**WORK REQUIRED:**
Gather all lines in the data that hold the string "distinct".

<<<<

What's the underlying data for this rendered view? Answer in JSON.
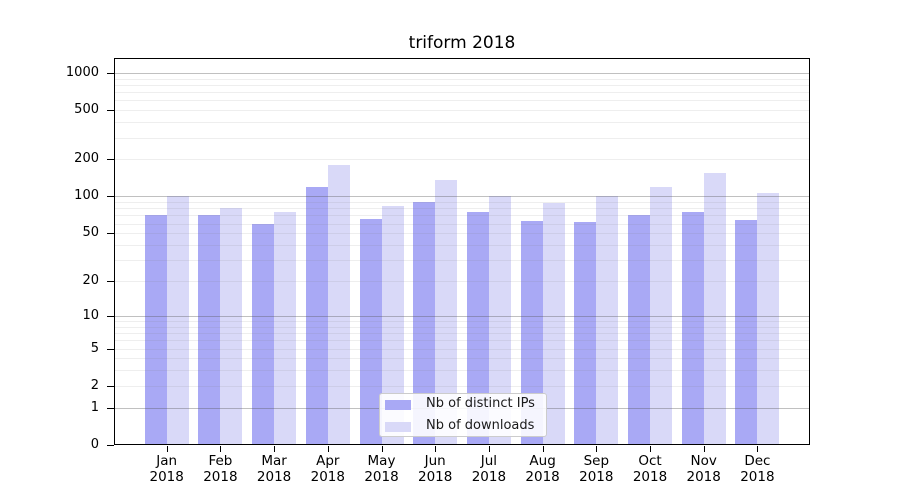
{
  "chart_data": {
    "type": "bar",
    "title": "triform 2018",
    "categories": [
      "Jan",
      "Feb",
      "Mar",
      "Apr",
      "May",
      "Jun",
      "Jul",
      "Aug",
      "Sep",
      "Oct",
      "Nov",
      "Dec"
    ],
    "x_year_label": "2018",
    "series": [
      {
        "name": "Nb of distinct IPs",
        "color": "#a9a9f5",
        "values": [
          70,
          70,
          60,
          120,
          65,
          90,
          75,
          63,
          62,
          70,
          75,
          64
        ]
      },
      {
        "name": "Nb of downloads",
        "color": "#d9d9f8",
        "values": [
          101,
          80,
          74,
          180,
          84,
          135,
          100,
          89,
          100,
          120,
          154,
          107
        ]
      }
    ],
    "xlabel": "",
    "ylabel": "",
    "yscale": "log1p",
    "ylim": [
      0,
      1310
    ],
    "yticks": [
      0,
      1,
      2,
      5,
      10,
      20,
      50,
      100,
      200,
      500,
      1000
    ],
    "major_gridlines": [
      1,
      10,
      100,
      1000
    ],
    "minor_gridlines": [
      2,
      3,
      4,
      5,
      6,
      7,
      8,
      9,
      20,
      30,
      40,
      50,
      60,
      70,
      80,
      90,
      200,
      300,
      400,
      500,
      600,
      700,
      800,
      900
    ],
    "grid": true,
    "legend": {
      "position": "lower center",
      "entries": [
        "Nb of distinct IPs",
        "Nb of downloads"
      ]
    }
  }
}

>>>>

**RESPONSE TO THE EXERCISE:**
        "name": "Nb of distinct IPs",
        "Nb of distinct IPs",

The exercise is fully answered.